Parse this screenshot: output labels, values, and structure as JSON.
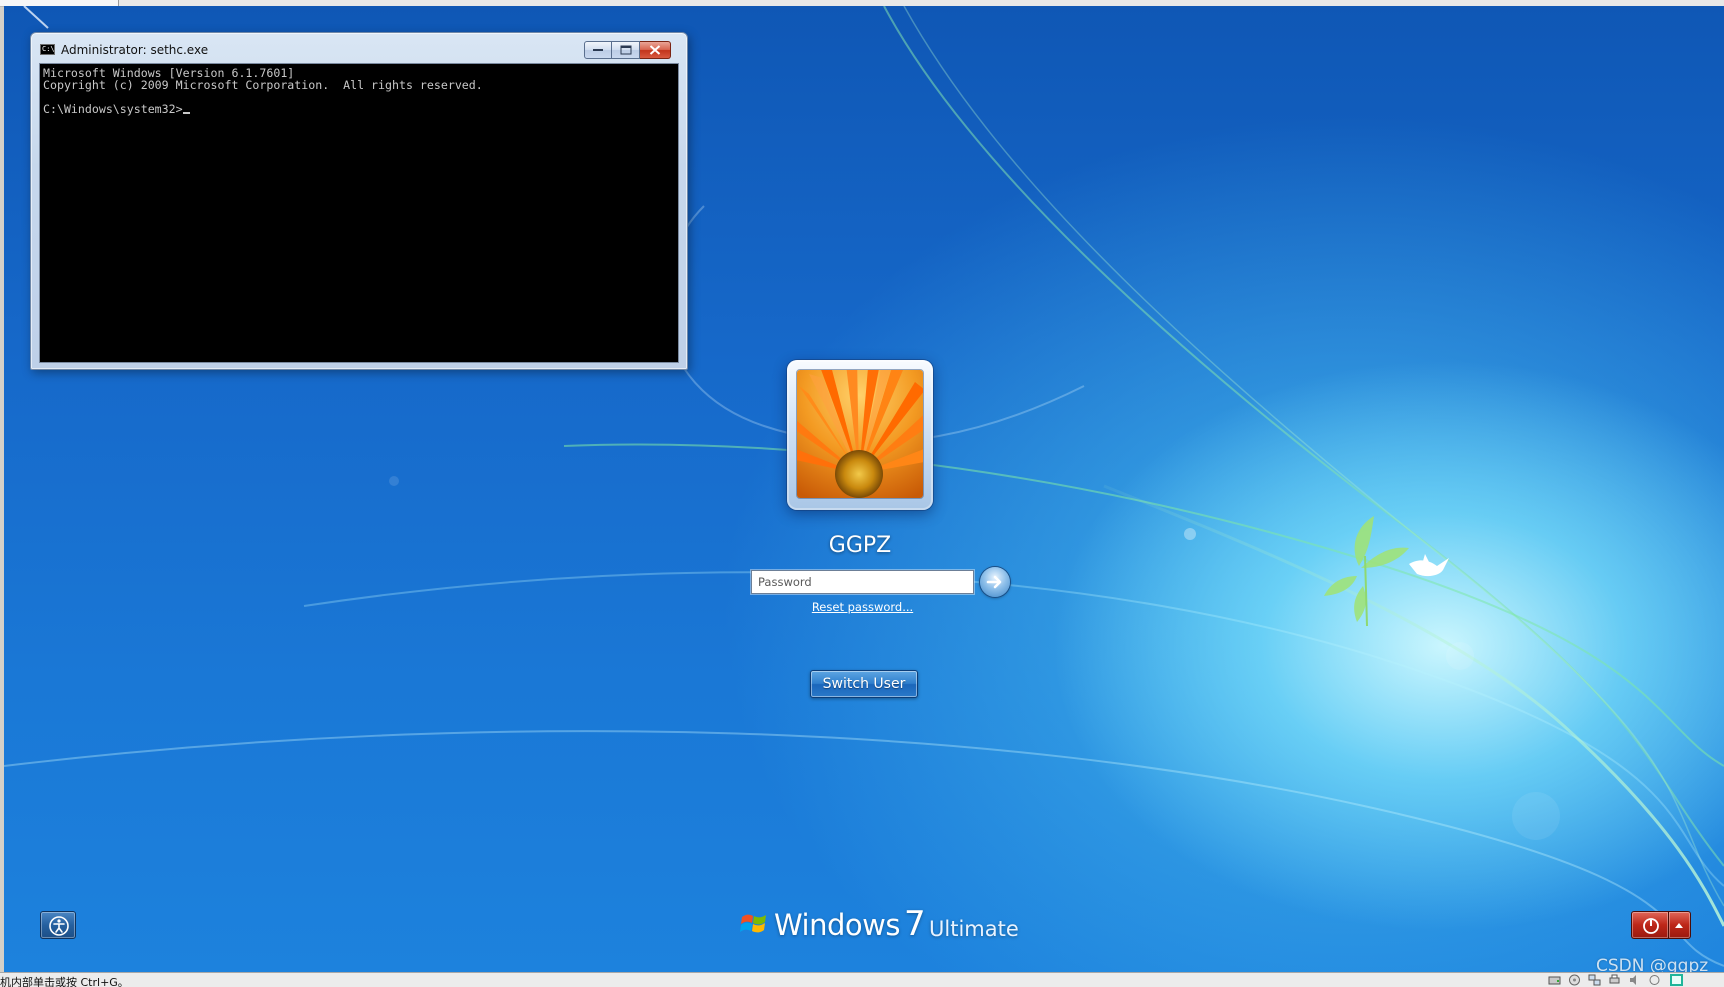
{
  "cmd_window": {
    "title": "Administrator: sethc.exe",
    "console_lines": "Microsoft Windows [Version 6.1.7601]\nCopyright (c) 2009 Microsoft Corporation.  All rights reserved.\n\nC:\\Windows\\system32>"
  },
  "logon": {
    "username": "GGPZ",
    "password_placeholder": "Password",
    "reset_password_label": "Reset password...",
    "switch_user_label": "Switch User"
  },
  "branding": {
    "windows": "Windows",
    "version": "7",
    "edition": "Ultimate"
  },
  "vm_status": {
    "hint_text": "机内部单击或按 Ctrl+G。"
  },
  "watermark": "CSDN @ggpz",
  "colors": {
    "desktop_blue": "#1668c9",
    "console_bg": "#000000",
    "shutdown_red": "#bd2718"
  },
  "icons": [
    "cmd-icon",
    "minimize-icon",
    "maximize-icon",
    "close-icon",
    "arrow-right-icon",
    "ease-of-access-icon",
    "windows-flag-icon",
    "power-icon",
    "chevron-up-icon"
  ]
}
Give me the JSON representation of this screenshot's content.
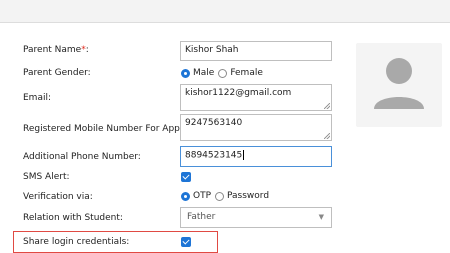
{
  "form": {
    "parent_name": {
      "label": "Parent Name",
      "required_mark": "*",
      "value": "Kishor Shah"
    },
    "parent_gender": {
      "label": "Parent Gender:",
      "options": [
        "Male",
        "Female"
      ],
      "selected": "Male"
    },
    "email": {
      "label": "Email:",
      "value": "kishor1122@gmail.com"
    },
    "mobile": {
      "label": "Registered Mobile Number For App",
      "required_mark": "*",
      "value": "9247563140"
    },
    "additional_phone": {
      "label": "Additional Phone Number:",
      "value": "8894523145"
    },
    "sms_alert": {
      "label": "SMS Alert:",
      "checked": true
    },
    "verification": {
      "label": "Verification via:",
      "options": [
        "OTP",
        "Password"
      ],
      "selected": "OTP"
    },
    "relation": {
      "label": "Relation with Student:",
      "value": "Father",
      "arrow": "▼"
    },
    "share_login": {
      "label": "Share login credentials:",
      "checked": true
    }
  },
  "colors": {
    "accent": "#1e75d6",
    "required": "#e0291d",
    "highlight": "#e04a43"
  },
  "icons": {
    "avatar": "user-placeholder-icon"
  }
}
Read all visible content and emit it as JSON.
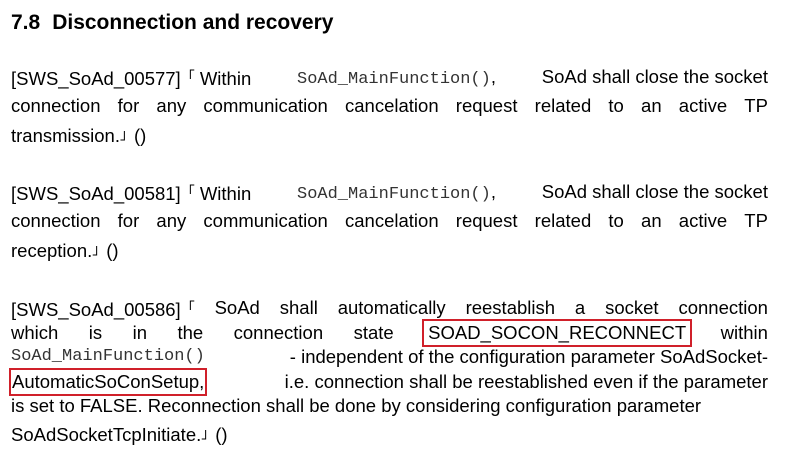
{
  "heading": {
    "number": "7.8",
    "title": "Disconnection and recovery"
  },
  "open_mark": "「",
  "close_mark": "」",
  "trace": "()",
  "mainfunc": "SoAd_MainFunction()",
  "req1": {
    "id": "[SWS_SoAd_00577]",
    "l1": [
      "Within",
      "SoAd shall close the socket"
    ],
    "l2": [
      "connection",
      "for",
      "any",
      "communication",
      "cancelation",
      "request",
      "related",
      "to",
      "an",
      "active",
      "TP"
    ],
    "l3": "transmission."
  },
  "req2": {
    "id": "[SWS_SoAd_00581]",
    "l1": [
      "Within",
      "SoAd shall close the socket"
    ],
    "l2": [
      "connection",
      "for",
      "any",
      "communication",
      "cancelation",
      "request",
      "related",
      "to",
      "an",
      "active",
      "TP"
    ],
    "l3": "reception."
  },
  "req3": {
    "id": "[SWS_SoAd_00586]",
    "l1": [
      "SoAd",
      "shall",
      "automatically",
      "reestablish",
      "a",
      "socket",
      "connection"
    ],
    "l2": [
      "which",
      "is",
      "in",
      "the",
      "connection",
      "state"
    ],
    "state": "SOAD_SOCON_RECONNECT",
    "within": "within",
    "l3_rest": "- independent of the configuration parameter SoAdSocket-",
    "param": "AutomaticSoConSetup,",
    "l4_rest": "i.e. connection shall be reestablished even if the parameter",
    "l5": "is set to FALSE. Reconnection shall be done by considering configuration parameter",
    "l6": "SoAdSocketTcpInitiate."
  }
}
☆ ☆ ☆ ☆ ☆
**Work instructions**.
Omit the pictures and give the material again, exactly and in full.

**Response to the exercise**.
Parse this screenshot: output labels, values, and structure as JSON.
{
  "cmd_window": {
    "title": "Administrator: sethc.exe",
    "console_lines": "Microsoft Windows [Version 6.1.7601]\nCopyright (c) 2009 Microsoft Corporation.  All rights reserved.\n\nC:\\Windows\\system32>"
  },
  "logon": {
    "username": "GGPZ",
    "password_placeholder": "Password",
    "reset_password_label": "Reset password...",
    "switch_user_label": "Switch User"
  },
  "branding": {
    "windows": "Windows",
    "version": "7",
    "edition": "Ultimate"
  },
  "vm_status": {
    "hint_text": "机内部单击或按 Ctrl+G。"
  },
  "watermark": "CSDN @ggpz",
  "colors": {
    "desktop_blue": "#1668c9",
    "console_bg": "#000000",
    "shutdown_red": "#bd2718"
  },
  "icons": [
    "cmd-icon",
    "minimize-icon",
    "maximize-icon",
    "close-icon",
    "arrow-right-icon",
    "ease-of-access-icon",
    "windows-flag-icon",
    "power-icon",
    "chevron-up-icon"
  ]
}
Give me the JSON representation of this screenshot's content.
{
  "form": {
    "parent_name": {
      "label": "Parent Name",
      "required_mark": "*",
      "value": "Kishor Shah"
    },
    "parent_gender": {
      "label": "Parent Gender:",
      "options": [
        "Male",
        "Female"
      ],
      "selected": "Male"
    },
    "email": {
      "label": "Email:",
      "value": "kishor1122@gmail.com"
    },
    "mobile": {
      "label": "Registered Mobile Number For App",
      "required_mark": "*",
      "value": "9247563140"
    },
    "additional_phone": {
      "label": "Additional Phone Number:",
      "value": "8894523145"
    },
    "sms_alert": {
      "label": "SMS Alert:",
      "checked": true
    },
    "verification": {
      "label": "Verification via:",
      "options": [
        "OTP",
        "Password"
      ],
      "selected": "OTP"
    },
    "relation": {
      "label": "Relation with Student:",
      "value": "Father",
      "arrow": "▼"
    },
    "share_login": {
      "label": "Share login credentials:",
      "checked": true
    }
  },
  "colors": {
    "accent": "#1e75d6",
    "required": "#e0291d",
    "highlight": "#e04a43"
  },
  "icons": {
    "avatar": "user-placeholder-icon"
  }
}
Read all visible content and emit it as JSON.
{
  "heading": {
    "number": "7.8",
    "title": "Disconnection and recovery"
  },
  "open_mark": "「",
  "close_mark": "」",
  "trace": "()",
  "mainfunc": "SoAd_MainFunction()",
  "req1": {
    "id": "[SWS_SoAd_00577]",
    "l1": [
      "Within",
      "SoAd shall close the socket"
    ],
    "l2": [
      "connection",
      "for",
      "any",
      "communication",
      "cancelation",
      "request",
      "related",
      "to",
      "an",
      "active",
      "TP"
    ],
    "l3": "transmission."
  },
  "req2": {
    "id": "[SWS_SoAd_00581]",
    "l1": [
      "Within",
      "SoAd shall close the socket"
    ],
    "l2": [
      "connection",
      "for",
      "any",
      "communication",
      "cancelation",
      "request",
      "related",
      "to",
      "an",
      "active",
      "TP"
    ],
    "l3": "reception."
  },
  "req3": {
    "id": "[SWS_SoAd_00586]",
    "l1": [
      "SoAd",
      "shall",
      "automatically",
      "reestablish",
      "a",
      "socket",
      "connection"
    ],
    "l2": [
      "which",
      "is",
      "in",
      "the",
      "connection",
      "state"
    ],
    "state": "SOAD_SOCON_RECONNECT",
    "within": "within",
    "l3_rest": "- independent of the configuration parameter SoAdSocket-",
    "param": "AutomaticSoConSetup,",
    "l4_rest": "i.e. connection shall be reestablished even if the parameter",
    "l5": "is set to FALSE. Reconnection shall be done by considering configuration parameter",
    "l6": "SoAdSocketTcpInitiate."
  }
}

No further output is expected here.